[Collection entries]
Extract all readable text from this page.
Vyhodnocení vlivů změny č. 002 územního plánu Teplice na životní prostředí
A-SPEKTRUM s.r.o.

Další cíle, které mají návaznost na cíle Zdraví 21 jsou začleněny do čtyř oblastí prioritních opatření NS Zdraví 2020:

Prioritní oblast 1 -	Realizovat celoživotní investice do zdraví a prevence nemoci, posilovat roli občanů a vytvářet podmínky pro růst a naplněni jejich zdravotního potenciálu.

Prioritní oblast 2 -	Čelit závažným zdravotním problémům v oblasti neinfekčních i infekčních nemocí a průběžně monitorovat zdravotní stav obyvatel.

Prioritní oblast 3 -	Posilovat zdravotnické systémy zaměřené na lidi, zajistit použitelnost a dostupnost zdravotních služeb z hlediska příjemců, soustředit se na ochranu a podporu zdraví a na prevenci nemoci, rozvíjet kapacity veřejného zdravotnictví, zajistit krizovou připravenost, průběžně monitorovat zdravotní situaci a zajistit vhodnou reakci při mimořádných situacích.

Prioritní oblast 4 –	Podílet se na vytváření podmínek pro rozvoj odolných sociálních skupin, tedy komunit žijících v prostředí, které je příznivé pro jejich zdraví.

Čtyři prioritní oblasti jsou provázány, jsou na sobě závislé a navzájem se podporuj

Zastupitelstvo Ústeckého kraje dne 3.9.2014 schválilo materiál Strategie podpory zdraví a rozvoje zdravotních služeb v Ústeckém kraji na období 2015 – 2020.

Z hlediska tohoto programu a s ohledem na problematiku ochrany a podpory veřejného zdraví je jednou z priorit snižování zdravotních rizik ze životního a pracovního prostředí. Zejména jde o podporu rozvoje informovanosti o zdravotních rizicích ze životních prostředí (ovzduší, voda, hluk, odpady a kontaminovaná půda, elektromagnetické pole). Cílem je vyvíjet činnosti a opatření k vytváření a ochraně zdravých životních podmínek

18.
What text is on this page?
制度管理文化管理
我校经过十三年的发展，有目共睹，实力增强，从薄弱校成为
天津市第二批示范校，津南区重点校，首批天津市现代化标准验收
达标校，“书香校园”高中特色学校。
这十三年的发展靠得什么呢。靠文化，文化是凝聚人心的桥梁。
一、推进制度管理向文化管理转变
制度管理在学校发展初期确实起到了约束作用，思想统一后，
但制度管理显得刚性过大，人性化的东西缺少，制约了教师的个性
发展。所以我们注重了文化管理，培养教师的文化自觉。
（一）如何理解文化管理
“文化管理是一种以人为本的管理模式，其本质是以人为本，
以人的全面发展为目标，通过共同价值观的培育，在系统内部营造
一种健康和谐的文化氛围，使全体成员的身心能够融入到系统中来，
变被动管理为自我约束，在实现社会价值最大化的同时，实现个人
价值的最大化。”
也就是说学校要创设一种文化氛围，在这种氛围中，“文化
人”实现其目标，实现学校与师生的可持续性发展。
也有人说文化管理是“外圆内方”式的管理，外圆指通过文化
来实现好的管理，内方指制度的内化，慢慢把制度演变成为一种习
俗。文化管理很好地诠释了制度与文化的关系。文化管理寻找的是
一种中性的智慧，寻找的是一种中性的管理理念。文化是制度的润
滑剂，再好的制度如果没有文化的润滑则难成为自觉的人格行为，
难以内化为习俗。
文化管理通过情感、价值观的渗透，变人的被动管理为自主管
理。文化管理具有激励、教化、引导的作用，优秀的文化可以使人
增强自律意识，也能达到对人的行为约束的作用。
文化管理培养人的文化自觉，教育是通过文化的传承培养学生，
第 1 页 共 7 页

(Aim):
Set down exactly what runs from the line with "What text is on this page?" to the last line of the data above, including both of those lines and no others.

(Result for this task):
What text is on this page?
制度管理文化管理
我校经过十三年的发展，有目共睹，实力增强，从薄弱校成为
天津市第二批示范校，津南区重点校，首批天津市现代化标准验收
达标校，“书香校园”高中特色学校。
这十三年的发展靠得什么呢。靠文化，文化是凝聚人心的桥梁。
一、推进制度管理向文化管理转变
制度管理在学校发展初期确实起到了约束作用，思想统一后，
但制度管理显得刚性过大，人性化的东西缺少，制约了教师的个性
发展。所以我们注重了文化管理，培养教师的文化自觉。
（一）如何理解文化管理
“文化管理是一种以人为本的管理模式，其本质是以人为本，
以人的全面发展为目标，通过共同价值观的培育，在系统内部营造
一种健康和谐的文化氛围，使全体成员的身心能够融入到系统中来，
变被动管理为自我约束，在实现社会价值最大化的同时，实现个人
价值的最大化。”
也就是说学校要创设一种文化氛围，在这种氛围中，“文化
人”实现其目标，实现学校与师生的可持续性发展。
也有人说文化管理是“外圆内方”式的管理，外圆指通过文化
来实现好的管理，内方指制度的内化，慢慢把制度演变成为一种习
俗。文化管理很好地诠释了制度与文化的关系。文化管理寻找的是
一种中性的智慧，寻找的是一种中性的管理理念。文化是制度的润
滑剂，再好的制度如果没有文化的润滑则难成为自觉的人格行为，
难以内化为习俗。
文化管理通过情感、价值观的渗透，变人的被动管理为自主管
理。文化管理具有激励、教化、引导的作用，优秀的文化可以使人
增强自律意识，也能达到对人的行为约束的作用。
文化管理培养人的文化自觉，教育是通过文化的传承培养学生，
第 1 页 共 7 页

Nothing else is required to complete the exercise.